------ Material

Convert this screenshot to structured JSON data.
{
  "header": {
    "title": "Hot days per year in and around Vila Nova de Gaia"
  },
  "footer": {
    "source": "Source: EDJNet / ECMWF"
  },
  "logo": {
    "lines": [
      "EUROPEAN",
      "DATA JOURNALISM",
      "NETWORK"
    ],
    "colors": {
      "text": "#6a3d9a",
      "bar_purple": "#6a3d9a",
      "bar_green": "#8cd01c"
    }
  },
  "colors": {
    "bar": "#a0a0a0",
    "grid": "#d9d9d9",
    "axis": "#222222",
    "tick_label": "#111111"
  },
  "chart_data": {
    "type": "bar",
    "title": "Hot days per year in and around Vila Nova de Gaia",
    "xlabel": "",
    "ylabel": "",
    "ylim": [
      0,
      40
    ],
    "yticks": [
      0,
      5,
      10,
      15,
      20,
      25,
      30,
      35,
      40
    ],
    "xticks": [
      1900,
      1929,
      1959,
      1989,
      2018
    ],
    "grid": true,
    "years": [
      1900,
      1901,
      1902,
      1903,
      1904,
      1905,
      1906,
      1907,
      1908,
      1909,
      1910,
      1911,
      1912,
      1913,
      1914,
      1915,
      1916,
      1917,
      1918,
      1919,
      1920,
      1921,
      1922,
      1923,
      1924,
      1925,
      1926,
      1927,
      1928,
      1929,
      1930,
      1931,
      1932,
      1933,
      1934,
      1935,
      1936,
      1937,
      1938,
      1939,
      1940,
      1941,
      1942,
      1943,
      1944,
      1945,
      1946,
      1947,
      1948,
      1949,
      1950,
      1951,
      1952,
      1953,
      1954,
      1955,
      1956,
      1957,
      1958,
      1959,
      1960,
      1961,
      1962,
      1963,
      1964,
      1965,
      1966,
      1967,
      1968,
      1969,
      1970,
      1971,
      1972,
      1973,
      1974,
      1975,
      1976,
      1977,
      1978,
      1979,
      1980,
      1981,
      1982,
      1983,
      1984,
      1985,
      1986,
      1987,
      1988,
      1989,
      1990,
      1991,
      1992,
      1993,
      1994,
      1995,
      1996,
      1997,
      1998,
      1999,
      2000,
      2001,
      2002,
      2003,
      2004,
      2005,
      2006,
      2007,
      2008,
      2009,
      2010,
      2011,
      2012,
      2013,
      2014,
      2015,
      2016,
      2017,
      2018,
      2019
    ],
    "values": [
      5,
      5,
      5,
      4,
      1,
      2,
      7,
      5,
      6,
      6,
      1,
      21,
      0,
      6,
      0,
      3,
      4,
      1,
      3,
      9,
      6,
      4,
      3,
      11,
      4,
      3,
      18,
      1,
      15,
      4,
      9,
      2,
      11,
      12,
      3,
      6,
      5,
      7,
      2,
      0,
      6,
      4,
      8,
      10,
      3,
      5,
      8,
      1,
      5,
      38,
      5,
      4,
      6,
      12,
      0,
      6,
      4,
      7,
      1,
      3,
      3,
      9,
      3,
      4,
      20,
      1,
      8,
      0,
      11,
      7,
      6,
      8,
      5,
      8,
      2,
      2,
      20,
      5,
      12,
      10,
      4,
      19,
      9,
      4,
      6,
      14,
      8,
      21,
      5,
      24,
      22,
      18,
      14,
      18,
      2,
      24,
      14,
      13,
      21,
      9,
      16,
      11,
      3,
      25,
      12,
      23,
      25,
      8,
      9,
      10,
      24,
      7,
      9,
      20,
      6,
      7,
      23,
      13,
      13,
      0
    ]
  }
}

------------

◆ Exercise task
Recite the full listing above exactly.

◆ Exercise solution
Convert this screenshot to structured JSON data.
{
  "header": {
    "title": "Hot days per year in and around Vila Nova de Gaia"
  },
  "footer": {
    "source": "Source: EDJNet / ECMWF"
  },
  "logo": {
    "lines": [
      "EUROPEAN",
      "DATA JOURNALISM",
      "NETWORK"
    ],
    "colors": {
      "text": "#6a3d9a",
      "bar_purple": "#6a3d9a",
      "bar_green": "#8cd01c"
    }
  },
  "colors": {
    "bar": "#a0a0a0",
    "grid": "#d9d9d9",
    "axis": "#222222",
    "tick_label": "#111111"
  },
  "chart_data": {
    "type": "bar",
    "title": "Hot days per year in and around Vila Nova de Gaia",
    "xlabel": "",
    "ylabel": "",
    "ylim": [
      0,
      40
    ],
    "yticks": [
      0,
      5,
      10,
      15,
      20,
      25,
      30,
      35,
      40
    ],
    "xticks": [
      1900,
      1929,
      1959,
      1989,
      2018
    ],
    "grid": true,
    "years": [
      1900,
      1901,
      1902,
      1903,
      1904,
      1905,
      1906,
      1907,
      1908,
      1909,
      1910,
      1911,
      1912,
      1913,
      1914,
      1915,
      1916,
      1917,
      1918,
      1919,
      1920,
      1921,
      1922,
      1923,
      1924,
      1925,
      1926,
      1927,
      1928,
      1929,
      1930,
      1931,
      1932,
      1933,
      1934,
      1935,
      1936,
      1937,
      1938,
      1939,
      1940,
      1941,
      1942,
      1943,
      1944,
      1945,
      1946,
      1947,
      1948,
      1949,
      1950,
      1951,
      1952,
      1953,
      1954,
      1955,
      1956,
      1957,
      1958,
      1959,
      1960,
      1961,
      1962,
      1963,
      1964,
      1965,
      1966,
      1967,
      1968,
      1969,
      1970,
      1971,
      1972,
      1973,
      1974,
      1975,
      1976,
      1977,
      1978,
      1979,
      1980,
      1981,
      1982,
      1983,
      1984,
      1985,
      1986,
      1987,
      1988,
      1989,
      1990,
      1991,
      1992,
      1993,
      1994,
      1995,
      1996,
      1997,
      1998,
      1999,
      2000,
      2001,
      2002,
      2003,
      2004,
      2005,
      2006,
      2007,
      2008,
      2009,
      2010,
      2011,
      2012,
      2013,
      2014,
      2015,
      2016,
      2017,
      2018,
      2019
    ],
    "values": [
      5,
      5,
      5,
      4,
      1,
      2,
      7,
      5,
      6,
      6,
      1,
      21,
      0,
      6,
      0,
      3,
      4,
      1,
      3,
      9,
      6,
      4,
      3,
      11,
      4,
      3,
      18,
      1,
      15,
      4,
      9,
      2,
      11,
      12,
      3,
      6,
      5,
      7,
      2,
      0,
      6,
      4,
      8,
      10,
      3,
      5,
      8,
      1,
      5,
      38,
      5,
      4,
      6,
      12,
      0,
      6,
      4,
      7,
      1,
      3,
      3,
      9,
      3,
      4,
      20,
      1,
      8,
      0,
      11,
      7,
      6,
      8,
      5,
      8,
      2,
      2,
      20,
      5,
      12,
      10,
      4,
      19,
      9,
      4,
      6,
      14,
      8,
      21,
      5,
      24,
      22,
      18,
      14,
      18,
      2,
      24,
      14,
      13,
      21,
      9,
      16,
      11,
      3,
      25,
      12,
      23,
      25,
      8,
      9,
      10,
      24,
      7,
      9,
      20,
      6,
      7,
      23,
      13,
      13,
      0
    ]
  }
}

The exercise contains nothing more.